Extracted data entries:
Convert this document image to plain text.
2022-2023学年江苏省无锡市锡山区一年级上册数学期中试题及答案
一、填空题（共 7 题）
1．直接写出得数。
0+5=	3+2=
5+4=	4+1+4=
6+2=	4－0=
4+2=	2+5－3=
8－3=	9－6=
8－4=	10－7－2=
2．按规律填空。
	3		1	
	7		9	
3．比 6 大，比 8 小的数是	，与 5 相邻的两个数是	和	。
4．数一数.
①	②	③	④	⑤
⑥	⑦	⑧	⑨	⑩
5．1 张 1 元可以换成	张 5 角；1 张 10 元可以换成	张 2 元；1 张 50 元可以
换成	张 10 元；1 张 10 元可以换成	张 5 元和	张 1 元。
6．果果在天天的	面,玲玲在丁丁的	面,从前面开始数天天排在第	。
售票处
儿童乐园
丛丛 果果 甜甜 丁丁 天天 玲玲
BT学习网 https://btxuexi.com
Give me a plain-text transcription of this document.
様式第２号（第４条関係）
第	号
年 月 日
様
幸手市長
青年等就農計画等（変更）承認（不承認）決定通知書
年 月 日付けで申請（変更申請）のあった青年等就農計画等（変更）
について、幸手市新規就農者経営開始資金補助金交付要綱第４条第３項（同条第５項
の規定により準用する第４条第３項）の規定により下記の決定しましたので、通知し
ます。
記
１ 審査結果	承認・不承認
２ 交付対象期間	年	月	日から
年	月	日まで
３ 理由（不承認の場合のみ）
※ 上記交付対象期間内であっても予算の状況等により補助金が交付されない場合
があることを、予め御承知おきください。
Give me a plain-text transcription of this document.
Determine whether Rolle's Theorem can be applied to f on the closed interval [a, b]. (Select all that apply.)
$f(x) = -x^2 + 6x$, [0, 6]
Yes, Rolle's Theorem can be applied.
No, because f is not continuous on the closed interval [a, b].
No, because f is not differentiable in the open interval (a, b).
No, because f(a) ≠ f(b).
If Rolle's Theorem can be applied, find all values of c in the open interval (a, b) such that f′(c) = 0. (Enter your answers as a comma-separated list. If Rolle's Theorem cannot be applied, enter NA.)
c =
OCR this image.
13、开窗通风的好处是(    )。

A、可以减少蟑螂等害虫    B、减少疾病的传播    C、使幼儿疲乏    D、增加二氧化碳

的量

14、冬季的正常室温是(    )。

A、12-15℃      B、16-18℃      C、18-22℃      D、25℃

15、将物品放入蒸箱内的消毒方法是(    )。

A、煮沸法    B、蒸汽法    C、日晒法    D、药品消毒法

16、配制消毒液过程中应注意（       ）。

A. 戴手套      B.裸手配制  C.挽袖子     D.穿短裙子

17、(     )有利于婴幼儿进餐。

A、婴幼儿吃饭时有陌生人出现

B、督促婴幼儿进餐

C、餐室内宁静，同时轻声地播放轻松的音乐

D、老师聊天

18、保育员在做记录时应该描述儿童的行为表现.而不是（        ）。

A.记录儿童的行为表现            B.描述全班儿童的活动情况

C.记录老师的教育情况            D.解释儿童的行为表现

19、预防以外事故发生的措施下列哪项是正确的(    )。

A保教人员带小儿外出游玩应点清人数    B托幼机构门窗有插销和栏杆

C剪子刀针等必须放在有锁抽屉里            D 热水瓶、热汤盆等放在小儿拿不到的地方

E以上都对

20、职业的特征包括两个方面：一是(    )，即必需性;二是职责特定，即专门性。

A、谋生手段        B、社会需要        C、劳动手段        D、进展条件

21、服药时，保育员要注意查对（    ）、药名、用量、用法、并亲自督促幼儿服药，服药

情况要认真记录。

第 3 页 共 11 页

● TASK GOAL
Repeat the line that contains "OCR this image.", then every line after it until the records end, with nothing added.

● EXERCISE ANSWER
OCR this image.
13、开窗通风的好处是(    )。

A、可以减少蟑螂等害虫    B、减少疾病的传播    C、使幼儿疲乏    D、增加二氧化碳

的量

14、冬季的正常室温是(    )。

A、12-15℃      B、16-18℃      C、18-22℃      D、25℃

15、将物品放入蒸箱内的消毒方法是(    )。

A、煮沸法    B、蒸汽法    C、日晒法    D、药品消毒法

16、配制消毒液过程中应注意（       ）。

A. 戴手套      B.裸手配制  C.挽袖子     D.穿短裙子

17、(     )有利于婴幼儿进餐。

A、婴幼儿吃饭时有陌生人出现

B、督促婴幼儿进餐

C、餐室内宁静，同时轻声地播放轻松的音乐

D、老师聊天

18、保育员在做记录时应该描述儿童的行为表现.而不是（        ）。

A.记录儿童的行为表现            B.描述全班儿童的活动情况

C.记录老师的教育情况            D.解释儿童的行为表现

19、预防以外事故发生的措施下列哪项是正确的(    )。

A保教人员带小儿外出游玩应点清人数    B托幼机构门窗有插销和栏杆

C剪子刀针等必须放在有锁抽屉里            D 热水瓶、热汤盆等放在小儿拿不到的地方

E以上都对

20、职业的特征包括两个方面：一是(    )，即必需性;二是职责特定，即专门性。

A、谋生手段        B、社会需要        C、劳动手段        D、进展条件

21、服药时，保育员要注意查对（    ）、药名、用量、用法、并亲自督促幼儿服药，服药

情况要认真记录。

第 3 页 共 11 页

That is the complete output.